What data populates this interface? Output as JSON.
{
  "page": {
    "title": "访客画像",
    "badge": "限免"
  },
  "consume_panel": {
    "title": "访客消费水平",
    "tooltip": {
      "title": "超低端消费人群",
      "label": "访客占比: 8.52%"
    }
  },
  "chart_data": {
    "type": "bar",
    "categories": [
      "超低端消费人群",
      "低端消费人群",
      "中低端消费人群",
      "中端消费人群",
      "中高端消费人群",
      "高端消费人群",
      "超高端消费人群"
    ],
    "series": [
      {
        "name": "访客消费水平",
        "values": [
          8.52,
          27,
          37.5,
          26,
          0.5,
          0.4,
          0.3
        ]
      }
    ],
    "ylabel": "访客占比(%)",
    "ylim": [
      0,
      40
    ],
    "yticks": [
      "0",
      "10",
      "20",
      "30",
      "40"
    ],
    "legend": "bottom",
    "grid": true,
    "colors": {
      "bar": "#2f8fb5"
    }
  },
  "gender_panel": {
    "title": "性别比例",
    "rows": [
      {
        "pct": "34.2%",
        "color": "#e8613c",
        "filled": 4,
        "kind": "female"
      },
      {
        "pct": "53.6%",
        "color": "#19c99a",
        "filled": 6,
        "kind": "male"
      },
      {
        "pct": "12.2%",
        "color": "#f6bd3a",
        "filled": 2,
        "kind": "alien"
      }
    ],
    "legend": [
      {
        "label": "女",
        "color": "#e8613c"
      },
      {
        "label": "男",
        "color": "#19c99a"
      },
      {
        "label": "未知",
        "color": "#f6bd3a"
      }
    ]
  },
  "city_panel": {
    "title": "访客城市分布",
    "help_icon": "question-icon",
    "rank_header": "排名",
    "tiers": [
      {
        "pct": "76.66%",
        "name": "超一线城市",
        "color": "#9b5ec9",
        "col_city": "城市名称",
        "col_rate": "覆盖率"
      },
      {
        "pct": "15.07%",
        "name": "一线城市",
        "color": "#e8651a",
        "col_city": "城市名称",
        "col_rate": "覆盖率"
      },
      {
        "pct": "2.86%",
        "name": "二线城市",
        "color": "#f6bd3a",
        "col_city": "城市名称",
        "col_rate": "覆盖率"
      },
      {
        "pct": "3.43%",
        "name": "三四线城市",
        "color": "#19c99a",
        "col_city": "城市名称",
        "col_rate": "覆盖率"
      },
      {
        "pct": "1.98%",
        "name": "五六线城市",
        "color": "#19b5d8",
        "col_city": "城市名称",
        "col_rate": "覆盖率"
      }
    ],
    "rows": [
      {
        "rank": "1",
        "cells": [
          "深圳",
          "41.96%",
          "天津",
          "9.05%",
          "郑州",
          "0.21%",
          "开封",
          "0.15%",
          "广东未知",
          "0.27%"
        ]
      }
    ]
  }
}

· · · · ·

Exercise instructions - All of the data shown above must be copied exactly.

Written response -
What data populates this interface? Output as JSON.
{
  "page": {
    "title": "访客画像",
    "badge": "限免"
  },
  "consume_panel": {
    "title": "访客消费水平",
    "tooltip": {
      "title": "超低端消费人群",
      "label": "访客占比: 8.52%"
    }
  },
  "chart_data": {
    "type": "bar",
    "categories": [
      "超低端消费人群",
      "低端消费人群",
      "中低端消费人群",
      "中端消费人群",
      "中高端消费人群",
      "高端消费人群",
      "超高端消费人群"
    ],
    "series": [
      {
        "name": "访客消费水平",
        "values": [
          8.52,
          27,
          37.5,
          26,
          0.5,
          0.4,
          0.3
        ]
      }
    ],
    "ylabel": "访客占比(%)",
    "ylim": [
      0,
      40
    ],
    "yticks": [
      "0",
      "10",
      "20",
      "30",
      "40"
    ],
    "legend": "bottom",
    "grid": true,
    "colors": {
      "bar": "#2f8fb5"
    }
  },
  "gender_panel": {
    "title": "性别比例",
    "rows": [
      {
        "pct": "34.2%",
        "color": "#e8613c",
        "filled": 4,
        "kind": "female"
      },
      {
        "pct": "53.6%",
        "color": "#19c99a",
        "filled": 6,
        "kind": "male"
      },
      {
        "pct": "12.2%",
        "color": "#f6bd3a",
        "filled": 2,
        "kind": "alien"
      }
    ],
    "legend": [
      {
        "label": "女",
        "color": "#e8613c"
      },
      {
        "label": "男",
        "color": "#19c99a"
      },
      {
        "label": "未知",
        "color": "#f6bd3a"
      }
    ]
  },
  "city_panel": {
    "title": "访客城市分布",
    "help_icon": "question-icon",
    "rank_header": "排名",
    "tiers": [
      {
        "pct": "76.66%",
        "name": "超一线城市",
        "color": "#9b5ec9",
        "col_city": "城市名称",
        "col_rate": "覆盖率"
      },
      {
        "pct": "15.07%",
        "name": "一线城市",
        "color": "#e8651a",
        "col_city": "城市名称",
        "col_rate": "覆盖率"
      },
      {
        "pct": "2.86%",
        "name": "二线城市",
        "color": "#f6bd3a",
        "col_city": "城市名称",
        "col_rate": "覆盖率"
      },
      {
        "pct": "3.43%",
        "name": "三四线城市",
        "color": "#19c99a",
        "col_city": "城市名称",
        "col_rate": "覆盖率"
      },
      {
        "pct": "1.98%",
        "name": "五六线城市",
        "color": "#19b5d8",
        "col_city": "城市名称",
        "col_rate": "覆盖率"
      }
    ],
    "rows": [
      {
        "rank": "1",
        "cells": [
          "深圳",
          "41.96%",
          "天津",
          "9.05%",
          "郑州",
          "0.21%",
          "开封",
          "0.15%",
          "广东未知",
          "0.27%"
        ]
      }
    ]
  }
}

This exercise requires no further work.